Pictures are not part of the copy; repeat everything else in the records exactly.

— Dataset entries on figures —
>>>
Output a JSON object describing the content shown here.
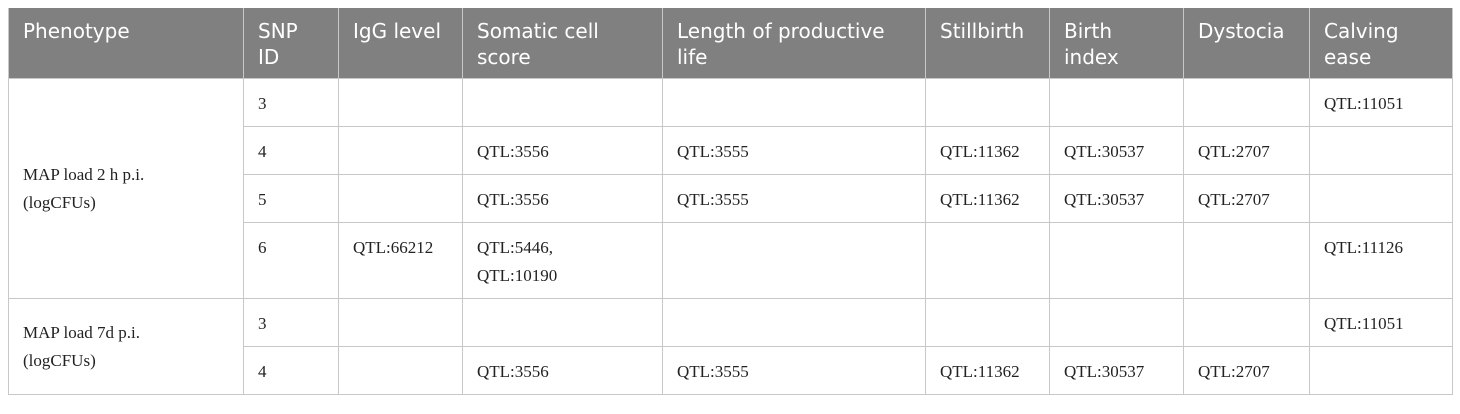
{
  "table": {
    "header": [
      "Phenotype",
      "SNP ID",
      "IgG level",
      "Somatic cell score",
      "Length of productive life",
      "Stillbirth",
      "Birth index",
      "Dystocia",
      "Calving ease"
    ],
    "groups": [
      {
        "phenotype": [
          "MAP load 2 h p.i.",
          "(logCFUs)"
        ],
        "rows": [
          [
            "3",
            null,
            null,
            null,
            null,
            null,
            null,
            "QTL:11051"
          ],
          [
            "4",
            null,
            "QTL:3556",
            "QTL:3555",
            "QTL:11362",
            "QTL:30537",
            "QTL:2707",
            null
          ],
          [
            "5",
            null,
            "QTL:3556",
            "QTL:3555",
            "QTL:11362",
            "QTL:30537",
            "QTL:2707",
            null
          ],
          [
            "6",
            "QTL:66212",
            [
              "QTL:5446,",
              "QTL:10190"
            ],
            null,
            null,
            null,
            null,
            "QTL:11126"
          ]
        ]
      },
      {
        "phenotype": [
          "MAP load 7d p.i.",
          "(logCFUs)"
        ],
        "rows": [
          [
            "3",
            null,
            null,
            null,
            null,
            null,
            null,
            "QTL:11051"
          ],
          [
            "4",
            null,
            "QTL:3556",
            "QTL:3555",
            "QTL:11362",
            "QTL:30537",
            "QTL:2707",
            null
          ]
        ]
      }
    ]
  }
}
<<<
— ANSWER TO THIS TASK —
Output a JSON object describing the content shown here.
{
  "table": {
    "header": [
      "Phenotype",
      "SNP ID",
      "IgG level",
      "Somatic cell score",
      "Length of productive life",
      "Stillbirth",
      "Birth index",
      "Dystocia",
      "Calving ease"
    ],
    "groups": [
      {
        "phenotype": [
          "MAP load 2 h p.i.",
          "(logCFUs)"
        ],
        "rows": [
          [
            "3",
            null,
            null,
            null,
            null,
            null,
            null,
            "QTL:11051"
          ],
          [
            "4",
            null,
            "QTL:3556",
            "QTL:3555",
            "QTL:11362",
            "QTL:30537",
            "QTL:2707",
            null
          ],
          [
            "5",
            null,
            "QTL:3556",
            "QTL:3555",
            "QTL:11362",
            "QTL:30537",
            "QTL:2707",
            null
          ],
          [
            "6",
            "QTL:66212",
            [
              "QTL:5446,",
              "QTL:10190"
            ],
            null,
            null,
            null,
            null,
            "QTL:11126"
          ]
        ]
      },
      {
        "phenotype": [
          "MAP load 7d p.i.",
          "(logCFUs)"
        ],
        "rows": [
          [
            "3",
            null,
            null,
            null,
            null,
            null,
            null,
            "QTL:11051"
          ],
          [
            "4",
            null,
            "QTL:3556",
            "QTL:3555",
            "QTL:11362",
            "QTL:30537",
            "QTL:2707",
            null
          ]
        ]
      }
    ]
  }
}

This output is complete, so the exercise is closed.